> TASK DETAILS:
Collect every line below that contains the word "page".

[Extracted data entries]
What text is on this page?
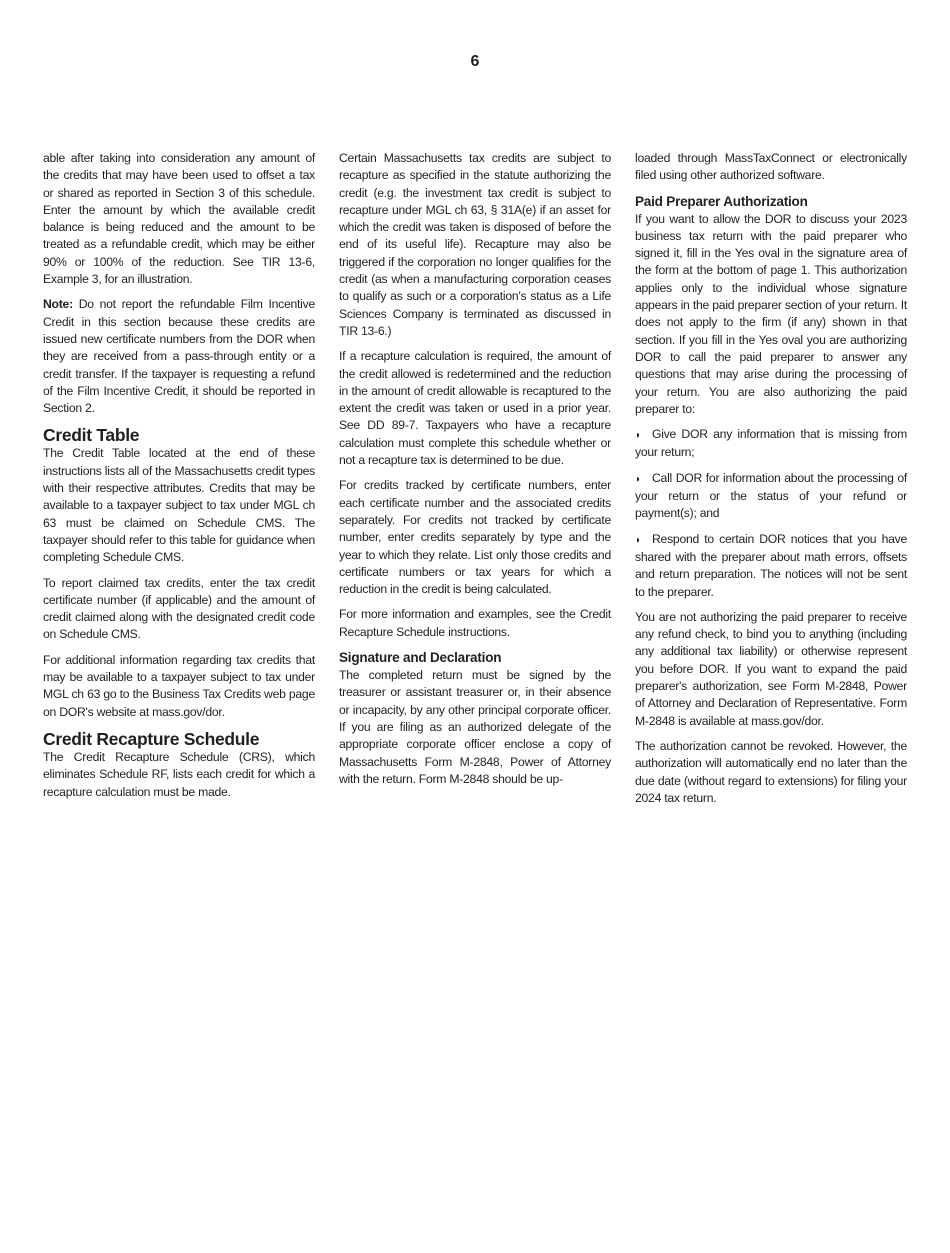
6

able after taking into consideration any amount of the credits that may have been used to offset a tax or shared as reported in Section 3 of this schedule. Enter the amount by which the available credit balance is being reduced and the amount to be treated as a refundable credit, which may be either 90% or 100% of the reduction. See TIR 13-6, Example 3, for an illustration.

Note: Do not report the refundable Film Incentive Credit in this section because these credits are issued new certificate numbers from the DOR when they are received from a pass-through entity or a credit transfer. If the taxpayer is requesting a refund of the Film Incentive Credit, it should be reported in Section 2.

Credit Table

The Credit Table located at the end of these instructions lists all of the Massachusetts credit types with their respective attributes. Credits that may be available to a taxpayer subject to tax under MGL ch 63 must be claimed on Schedule CMS. The taxpayer should refer to this table for guidance when completing Schedule CMS.

To report claimed tax credits, enter the tax credit certificate number (if applicable) and the amount of credit claimed along with the designated credit code on Schedule CMS.

For additional information regarding tax credits that may be available to a taxpayer subject to tax under MGL ch 63 go to the Business Tax Credits web page on DOR's website at mass.gov/dor.

Credit Recapture Schedule

The Credit Recapture Schedule (CRS), which eliminates Schedule RF, lists each credit for which a recapture calculation must be made.

Certain Massachusetts tax credits are subject to recapture as specified in the statute authorizing the credit (e.g. the investment tax credit is subject to recapture under MGL ch 63, § 31A(e) if an asset for which the credit was taken is disposed of before the end of its useful life). Recapture may also be triggered if the corporation no longer qualifies for the credit (as when a manufacturing corporation ceases to qualify as such or a corporation's status as a Life Sciences Company is terminated as discussed in TIR 13-6.)

If a recapture calculation is required, the amount of the credit allowed is redetermined and the reduction in the amount of credit allowable is recaptured to the extent the credit was taken or used in a prior year. See DD 89-7. Taxpayers who have a recapture calculation must complete this schedule whether or not a recapture tax is determined to be due.

For credits tracked by certificate numbers, enter each certificate number and the associated credits separately. For credits not tracked by certificate number, enter credits separately by type and the year to which they relate. List only those credits and certificate numbers or tax years for which a reduction in the credit is being calculated.

For more information and examples, see the Credit Recapture Schedule instructions.

Signature and Declaration

The completed return must be signed by the treasurer or assistant treasurer or, in their absence or incapacity, by any other principal corporate officer. If you are filing as an authorized delegate of the appropriate corporate officer enclose a copy of Massachusetts Form M-2848, Power of Attorney with the return. Form M-2848 should be up-

loaded through MassTaxConnect or electronically filed using other authorized software.

Paid Preparer Authorization

If you want to allow the DOR to discuss your 2023 business tax return with the paid preparer who signed it, fill in the Yes oval in the signature area of the form at the bottom of page 1. This authorization applies only to the individual whose signature appears in the paid preparer section of your return. It does not apply to the firm (if any) shown in that section. If you fill in the Yes oval you are authorizing DOR to call the paid preparer to answer any questions that may arise during the processing of your return. You are also authorizing the paid preparer to:

◗ Give DOR any information that is missing from your return;

◗ Call DOR for information about the processing of your return or the status of your refund or payment(s); and

◗ Respond to certain DOR notices that you have shared with the preparer about math errors, offsets and return preparation. The notices will not be sent to the preparer.

You are not authorizing the paid preparer to receive any refund check, to bind you to anything (including any additional tax liability) or otherwise represent you before DOR. If you want to expand the paid preparer's authorization, see Form M-2848, Power of Attorney and Declaration of Representative. Form M-2848 is available at mass.gov/dor.

The authorization cannot be revoked. However, the authorization will automatically end no later than the due date (without regard to extensions) for filing your 2024 tax return.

> RESULT:
What text is on this page?
For additional information regarding tax credits that may be available to a taxpayer subject to tax under MGL ch 63 go to the Business Tax Credits web page on DOR's website at mass.gov/dor.
If you want to allow the DOR to discuss your 2023 business tax return with the paid preparer who signed it, fill in the Yes oval in the signature area of the form at the bottom of page 1. This authorization applies only to the individual whose signature appears in the paid preparer section of your return. It does not apply to the firm (if any) shown in that section. If you fill in the Yes oval you are authorizing DOR to call the paid preparer to answer any questions that may arise during the processing of your return. You are also authorizing the paid preparer to:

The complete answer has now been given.